## Data provided

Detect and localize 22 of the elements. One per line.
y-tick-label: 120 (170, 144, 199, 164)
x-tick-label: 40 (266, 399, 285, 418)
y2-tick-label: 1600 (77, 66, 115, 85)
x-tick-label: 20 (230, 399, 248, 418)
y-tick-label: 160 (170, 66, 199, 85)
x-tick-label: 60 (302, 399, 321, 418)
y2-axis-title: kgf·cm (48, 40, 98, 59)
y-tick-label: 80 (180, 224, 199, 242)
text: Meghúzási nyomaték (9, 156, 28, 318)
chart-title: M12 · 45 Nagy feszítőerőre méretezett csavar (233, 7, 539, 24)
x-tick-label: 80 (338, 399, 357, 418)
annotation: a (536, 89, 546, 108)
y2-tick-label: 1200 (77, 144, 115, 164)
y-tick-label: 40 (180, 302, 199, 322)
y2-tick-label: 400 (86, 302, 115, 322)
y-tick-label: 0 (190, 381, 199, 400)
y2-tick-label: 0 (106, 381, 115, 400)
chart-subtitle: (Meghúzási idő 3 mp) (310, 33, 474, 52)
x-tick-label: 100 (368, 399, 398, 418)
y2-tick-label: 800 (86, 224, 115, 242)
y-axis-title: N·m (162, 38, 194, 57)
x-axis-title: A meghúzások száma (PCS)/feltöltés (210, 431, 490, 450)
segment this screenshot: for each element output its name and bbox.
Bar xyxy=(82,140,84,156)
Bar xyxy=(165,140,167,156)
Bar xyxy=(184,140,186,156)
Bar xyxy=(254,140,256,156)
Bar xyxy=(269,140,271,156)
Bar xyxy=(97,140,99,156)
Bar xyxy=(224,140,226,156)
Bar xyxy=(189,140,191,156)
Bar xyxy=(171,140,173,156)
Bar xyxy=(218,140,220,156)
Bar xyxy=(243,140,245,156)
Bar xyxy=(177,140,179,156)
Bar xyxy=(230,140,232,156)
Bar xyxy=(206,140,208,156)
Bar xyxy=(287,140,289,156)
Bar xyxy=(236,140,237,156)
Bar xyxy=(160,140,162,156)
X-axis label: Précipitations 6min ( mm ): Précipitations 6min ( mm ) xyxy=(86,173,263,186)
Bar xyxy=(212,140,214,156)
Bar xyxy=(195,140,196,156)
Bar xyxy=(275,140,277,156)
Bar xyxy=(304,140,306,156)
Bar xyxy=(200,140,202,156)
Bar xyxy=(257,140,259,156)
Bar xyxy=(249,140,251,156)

## Set exercise
Express every line of both items as a JSON list of strings, one string per line, omitting blank lines.

## Exercise answer
[
  "Detect and localize 22 of the elements. One per line.",
  "y-tick-label: 120 (170, 144, 199, 164)",
  "x-tick-label: 40 (266, 399, 285, 418)",
  "y2-tick-label: 1600 (77, 66, 115, 85)",
  "x-tick-label: 20 (230, 399, 248, 418)",
  "y-tick-label: 160 (170, 66, 199, 85)",
  "x-tick-label: 60 (302, 399, 321, 418)",
  "y2-axis-title: kgf·cm (48, 40, 98, 59)",
  "y-tick-label: 80 (180, 224, 199, 242)",
  "text: Meghúzási nyomaték (9, 156, 28, 318)",
  "chart-title: M12 · 45 Nagy feszítőerőre méretezett csavar (233, 7, 539, 24)",
  "x-tick-label: 80 (338, 399, 357, 418)",
  "annotation: a (536, 89, 546, 108)",
  "y2-tick-label: 1200 (77, 144, 115, 164)",
  "y-tick-label: 40 (180, 302, 199, 322)",
  "y2-tick-label: 400 (86, 302, 115, 322)",
  "y-tick-label: 0 (190, 381, 199, 400)",
  "y2-tick-label: 0 (106, 381, 115, 400)",
  "chart-subtitle: (Meghúzási idő 3 mp) (310, 33, 474, 52)",
  "x-tick-label: 100 (368, 399, 398, 418)",
  "y2-tick-label: 800 (86, 224, 115, 242)",
  "y-axis-title: N·m (162, 38, 194, 57)",
  "x-axis-title: A meghúzások száma (PCS)/feltöltés (210, 431, 490, 450)",
  "segment this screenshot: for each element output its name and bbox.",
  "Bar xyxy=(82,140,84,156)",
  "Bar xyxy=(165,140,167,156)",
  "Bar xyxy=(184,140,186,156)",
  "Bar xyxy=(254,140,256,156)",
  "Bar xyxy=(269,140,271,156)",
  "Bar xyxy=(97,140,99,156)",
  "Bar xyxy=(224,140,226,156)",
  "Bar xyxy=(189,140,191,156)",
  "Bar xyxy=(171,140,173,156)",
  "Bar xyxy=(218,140,220,156)",
  "Bar xyxy=(243,140,245,156)",
  "Bar xyxy=(177,140,179,156)",
  "Bar xyxy=(230,140,232,156)",
  "Bar xyxy=(206,140,208,156)",
  "Bar xyxy=(287,140,289,156)",
  "Bar xyxy=(236,140,237,156)",
  "Bar xyxy=(160,140,162,156)",
  "X-axis label: Précipitations 6min ( mm ): Précipitations 6min ( mm ) xyxy=(86,173,263,186)",
  "Bar xyxy=(212,140,214,156)",
  "Bar xyxy=(195,140,196,156)",
  "Bar xyxy=(275,140,277,156)",
  "Bar xyxy=(304,140,306,156)",
  "Bar xyxy=(200,140,202,156)",
  "Bar xyxy=(257,140,259,156)",
  "Bar xyxy=(249,140,251,156)"
]